#### WHAT TO DO
Records follow. Select each line holding "JSON".

#### EXERCISE INPUTS
┄┄┄┄┄┄┄┄┄┄
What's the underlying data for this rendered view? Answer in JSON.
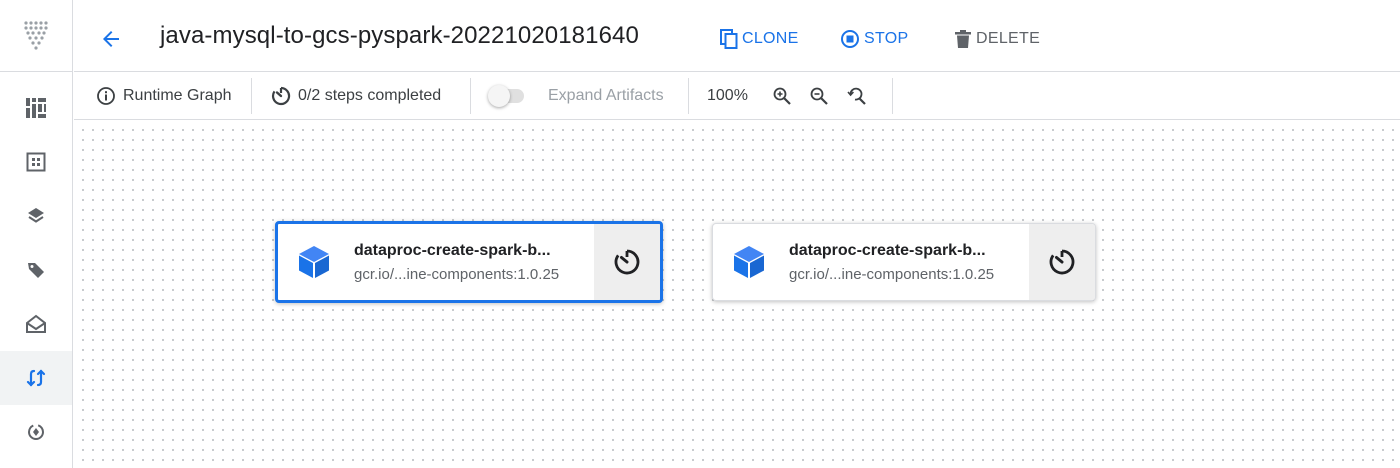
{
  "header": {
    "run_title": "java-mysql-to-gcs-pyspark-20221020181640",
    "clone_label": "CLONE",
    "stop_label": "STOP",
    "delete_label": "DELETE"
  },
  "toolbar": {
    "runtime_graph_label": "Runtime Graph",
    "steps_status": "0/2 steps completed",
    "expand_artifacts_label": "Expand Artifacts",
    "expand_artifacts_on": false,
    "zoom_level": "100%"
  },
  "sidebar": {
    "items": [
      {
        "icon": "dashboard-icon"
      },
      {
        "icon": "grid-icon"
      },
      {
        "icon": "layers-icon"
      },
      {
        "icon": "tag-icon"
      },
      {
        "icon": "experiment-icon"
      },
      {
        "icon": "runs-icon",
        "active": true
      },
      {
        "icon": "recurring-icon"
      }
    ]
  },
  "graph": {
    "nodes": [
      {
        "name": "dataproc-create-spark-b...",
        "image": "gcr.io/...ine-components:1.0.25",
        "status": "running",
        "selected": true
      },
      {
        "name": "dataproc-create-spark-b...",
        "image": "gcr.io/...ine-components:1.0.25",
        "status": "running",
        "selected": false
      }
    ]
  },
  "colors": {
    "accent": "#1a73e8",
    "border": "#dadce0",
    "text_muted": "#5f6368"
  }
}
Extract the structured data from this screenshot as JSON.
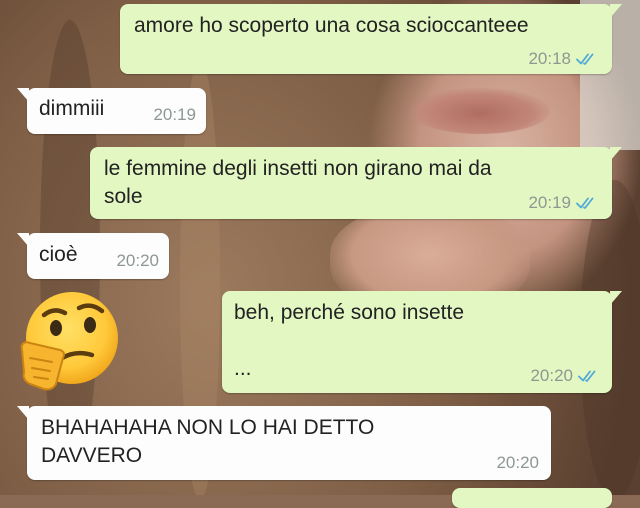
{
  "chat": {
    "messages": [
      {
        "direction": "outgoing",
        "text": "amore ho scoperto una cosa scioccanteee",
        "time": "20:18",
        "status": "read"
      },
      {
        "direction": "incoming",
        "text": "dimmiii",
        "time": "20:19"
      },
      {
        "direction": "outgoing",
        "text": "le femmine degli insetti non girano mai da\nsole",
        "time": "20:19",
        "status": "read"
      },
      {
        "direction": "incoming",
        "text": "cioè",
        "time": "20:20"
      },
      {
        "direction": "outgoing",
        "text": "beh, perché sono insette\n\n...",
        "time": "20:20",
        "status": "read"
      },
      {
        "direction": "incoming",
        "text": "BHAHAHAHA NON LO HAI DETTO\nDAVVERO",
        "time": "20:20"
      }
    ],
    "sticker": {
      "icon": "thinking-face-emoji"
    }
  },
  "colors": {
    "outgoing_bubble": "#e3f7c3",
    "incoming_bubble": "#fdfdfd",
    "read_ticks": "#4fa9d8",
    "timestamp": "#8e9892"
  }
}
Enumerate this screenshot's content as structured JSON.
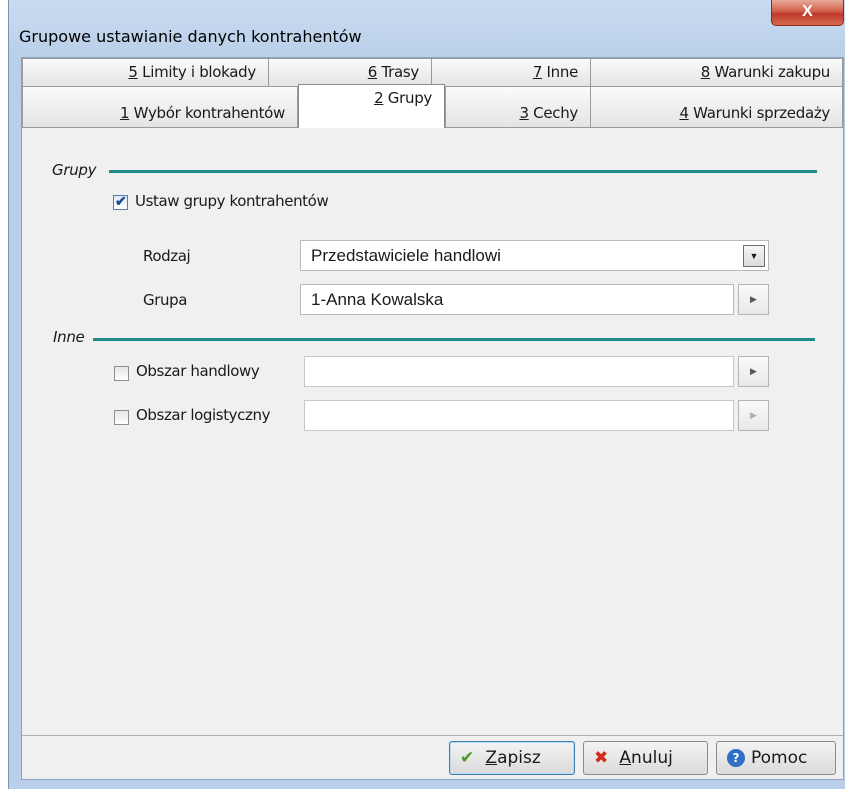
{
  "window": {
    "title": "Grupowe ustawianie danych kontrahentów",
    "close_label": "X"
  },
  "tabs_top": [
    {
      "num": "5",
      "text": " Limity i blokady"
    },
    {
      "num": "6",
      "text": " Trasy"
    },
    {
      "num": "7",
      "text": " Inne"
    },
    {
      "num": "8",
      "text": " Warunki zakupu"
    }
  ],
  "tabs_bottom": [
    {
      "num": "1",
      "text": " Wybór kontrahentów"
    },
    {
      "num": "2",
      "text": " Grupy"
    },
    {
      "num": "3",
      "text": " Cechy"
    },
    {
      "num": "4",
      "text": " Warunki sprzedaży"
    }
  ],
  "grupy": {
    "section_label": "Grupy",
    "checkbox_label": "Ustaw grupy kontrahentów",
    "checked": true,
    "rodzaj_label": "Rodzaj",
    "rodzaj_value": "Przedstawiciele handlowi",
    "grupa_label": "Grupa",
    "grupa_value": "1-Anna Kowalska"
  },
  "inne": {
    "section_label": "Inne",
    "obszar_handlowy_label": "Obszar handlowy",
    "obszar_handlowy_value": "",
    "obszar_logistyczny_label": "Obszar logistyczny",
    "obszar_logistyczny_value": ""
  },
  "buttons": {
    "save_prefix": "",
    "save_underlined": "Z",
    "save_rest": "apisz",
    "cancel_underlined": "A",
    "cancel_rest": "nuluj",
    "help": "Pomoc"
  },
  "icons": {
    "checkmark_glyph": "✔",
    "cancel_glyph": "✖",
    "help_glyph": "?",
    "dropdown_glyph": "▼",
    "arrow_glyph": "▶"
  },
  "colors": {
    "section_line": "#1f8a8a",
    "save_icon": "#4a9a2a",
    "cancel_icon": "#d02a1a",
    "help_icon": "#2f6fc4"
  }
}
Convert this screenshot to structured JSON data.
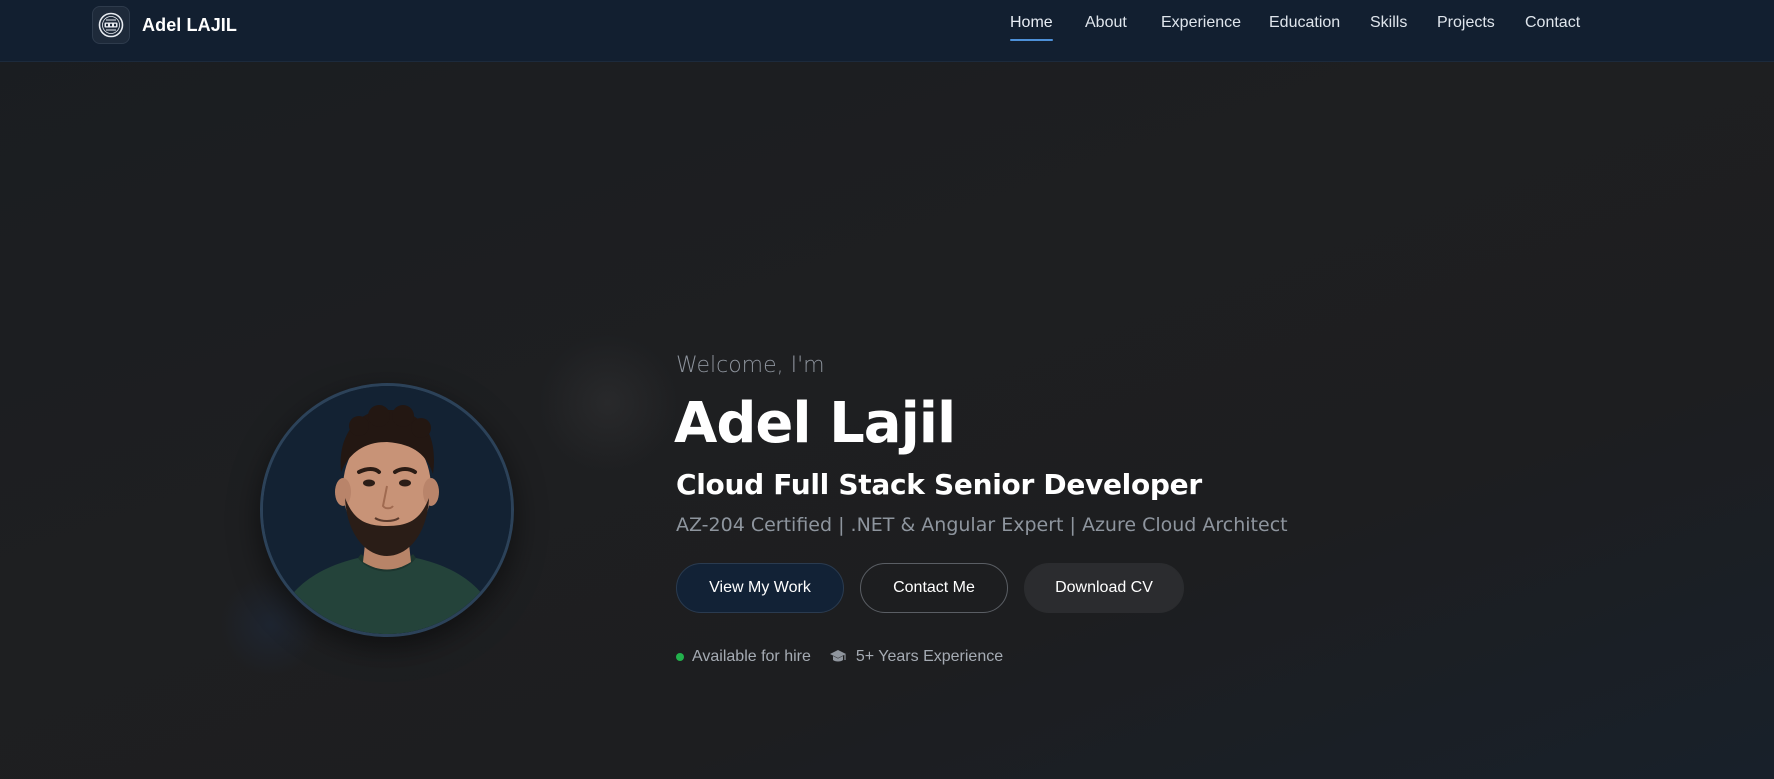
{
  "brand": {
    "name": "Adel LAJIL",
    "logo_icon": "monogram-logo-icon"
  },
  "nav": {
    "items": [
      {
        "label": "Home",
        "active": true
      },
      {
        "label": "About",
        "active": false
      },
      {
        "label": "Experience",
        "active": false
      },
      {
        "label": "Education",
        "active": false
      },
      {
        "label": "Skills",
        "active": false
      },
      {
        "label": "Projects",
        "active": false
      },
      {
        "label": "Contact",
        "active": false
      }
    ],
    "active_color": "#4d90d8"
  },
  "hero": {
    "greeting": "Welcome, I'm",
    "name": "Adel Lajil",
    "role": "Cloud Full Stack Senior Developer",
    "tagline": "AZ-204 Certified | .NET & Angular Expert | Azure Cloud Architect",
    "buttons": {
      "view_work": "View My Work",
      "contact": "Contact Me",
      "download_cv": "Download CV"
    },
    "status": {
      "availability": "Available for hire",
      "availability_color": "#22b14c",
      "experience": "5+ Years Experience",
      "experience_icon": "graduation-cap-icon"
    }
  },
  "colors": {
    "navbar_bg": "#121f30",
    "page_bg": "#1d1e20",
    "primary_button_bg": "#122236"
  }
}
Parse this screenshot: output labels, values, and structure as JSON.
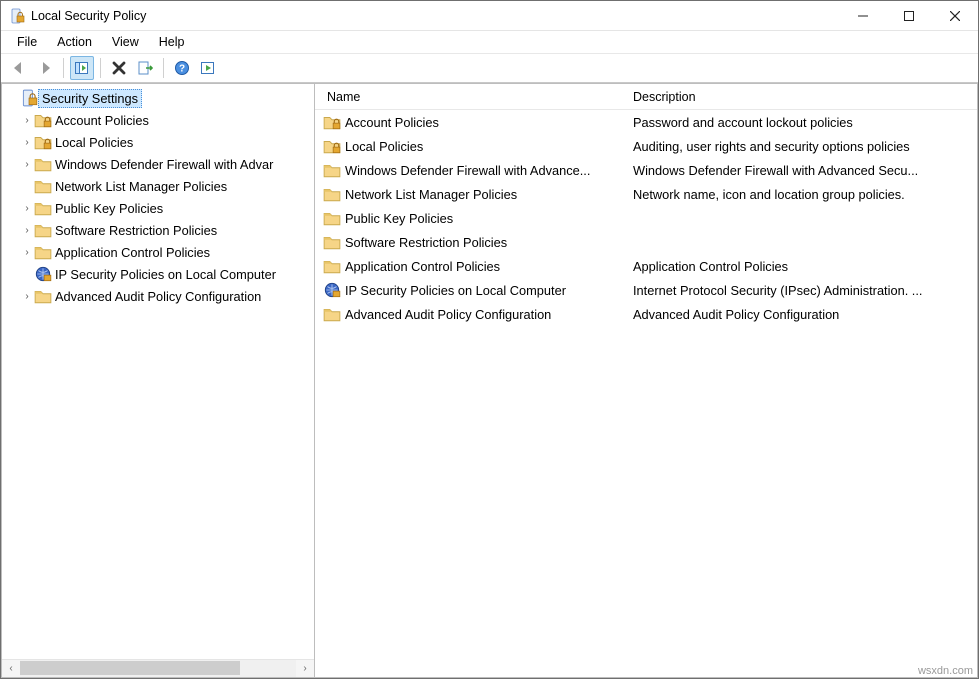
┄┄┄┄┄┄┄┄┄┄
#### FINISHED TASK
What's the underlying data for this rendered view? Answer in JSON.
Extract the structured data from this screenshot as JSON.
Enumerate this screenshot's content as structured JSON.
Convert this screenshot to structured JSON data.
Parse this screenshot: output labels, values, and structure as JSON.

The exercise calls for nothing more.